STATED PROBLEM> From the line containing "Convert this document image to plain text." through the last line of the entries, output the text exactly. Pictures stay out.

::::::::::

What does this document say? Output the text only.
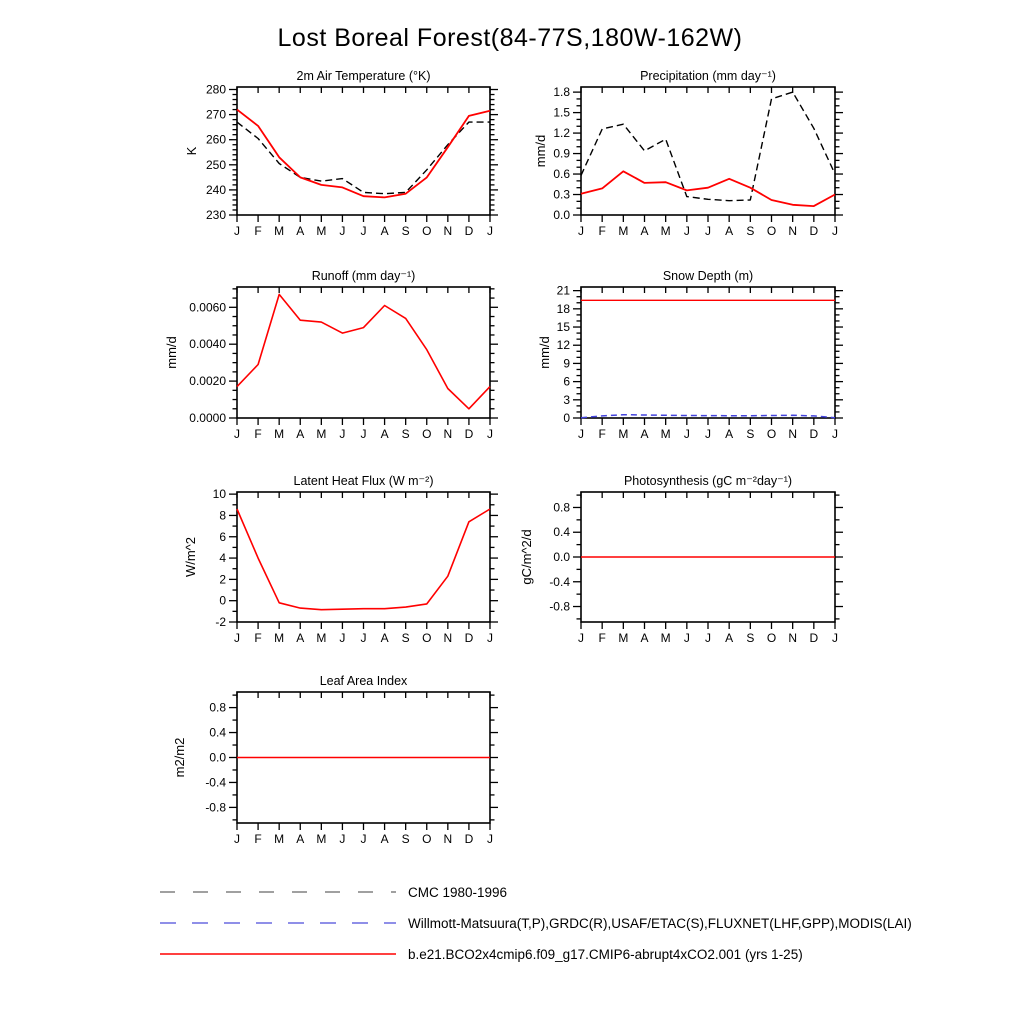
Lost Boreal Forest(84-77S,180W-162W)
2m Air Temperature (°K)
K
J F M A M J J A S O N D J
230
240
250
260
270
280
Precipitation (mm day⁻¹)
mm/d
J F M A M J J A S O N D J
0.0
0.3
0.6
0.9
1.2
1.5
1.8
Runoff (mm day⁻¹)
mm/d
J F M A M J J A S O N D J
0.0000
0.0020
0.0040
0.0060
Snow Depth (m)
mm/d
J F M A M J J A S O N D J
0
3
6
9
12
15
18
21
Latent Heat Flux (W m⁻²)
W/m^2
J F M A M J J A S O N D J
-2
0
2
4
6
8
10
Photosynthesis (gC m⁻²day⁻¹)
gC/m^2/d
J F M A M J J A S O N D J
-0.8
-0.4
0.0
0.4
0.8
Leaf Area Index
m2/m2
J F M A M J J A S O N D J
-0.8
-0.4
0.0
0.4
0.8
CMC 1980-1996
Willmott-Matsuura(T,P),GRDC(R),USAF/ETAC(S),FLUXNET(LHF,GPP),MODIS(LAI)
b.e21.BCO2x4cmip6.f09_g17.CMIP6-abrupt4xCO2.001 (yrs 1-25)
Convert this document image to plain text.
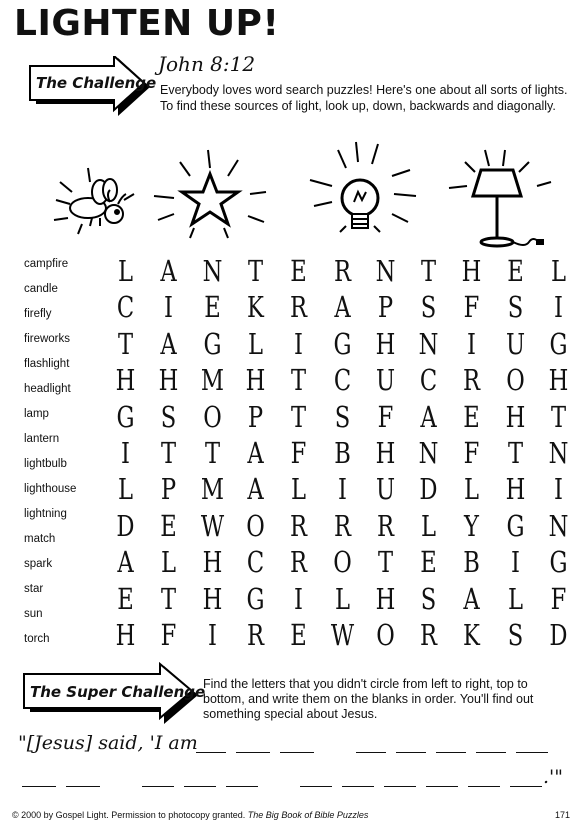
LIGHTEN UP!
The Challenge
John 8:12
Everybody loves word search puzzles! Here's one about all sorts of lights. To find these sources of light, look up, down, backwards and diagonally.
campfire
candle
firefly
fireworks
flashlight
headlight
lamp
lantern
lightbulb
lighthouse
lightning
match
spark
star
sun
torch
L A N T E R N T H E L
C	I	E K R A P S F S	I
T A G L	I	G H N I	U G
H H M H T C U C R O H
G S O P T S F A E H T
I	T T A F B H N F T N
L P M A L	I	U D L H I
D E W O R R R L Y G N
A L H C R O T E B	I	G
E T H G	I	L H S A L F
H F	I	R E W O R K S D
The Super Challenge
Find the letters that you didn't circle from left to right, top to bottom, and write them on the blanks in order. You'll find out something special about Jesus.
"[Jesus] said, 'I am
.'"
© 2000 by Gospel Light. Permission to photocopy granted. The Big Book of Bible Puzzles	171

::::::::::

REPLY>
Convert this document image to plain text.
LIGHTEN UP!
The Challenge
John 8:12
Everybody loves word search puzzles! Here's one about all sorts of lights. To find these sources of light, look up, down, backwards and diagonally.
campfire
candle
firefly
fireworks
flashlight
headlight
lamp
lantern
lightbulb
lighthouse
lightning
match
spark
star
sun
torch
L A N T E R N T H E L
C	I	E K R A P S F S	I
T A G L	I	G H N I	U G
H H M H T C U C R O H
G S O P T S F A E H T
I	T T A F B H N F T N
L P M A L	I	U D L H I
D E W O R R R L Y G N
A L H C R O T E B	I	G
E T H G	I	L H S A L F
H F	I	R E W O R K S D
The Super Challenge
Find the letters that you didn't circle from left to right, top to bottom, and write them on the blanks in order. You'll find out something special about Jesus.
"[Jesus] said, 'I am
.'"
© 2000 by Gospel Light. Permission to photocopy granted. The Big Book of Bible Puzzles	171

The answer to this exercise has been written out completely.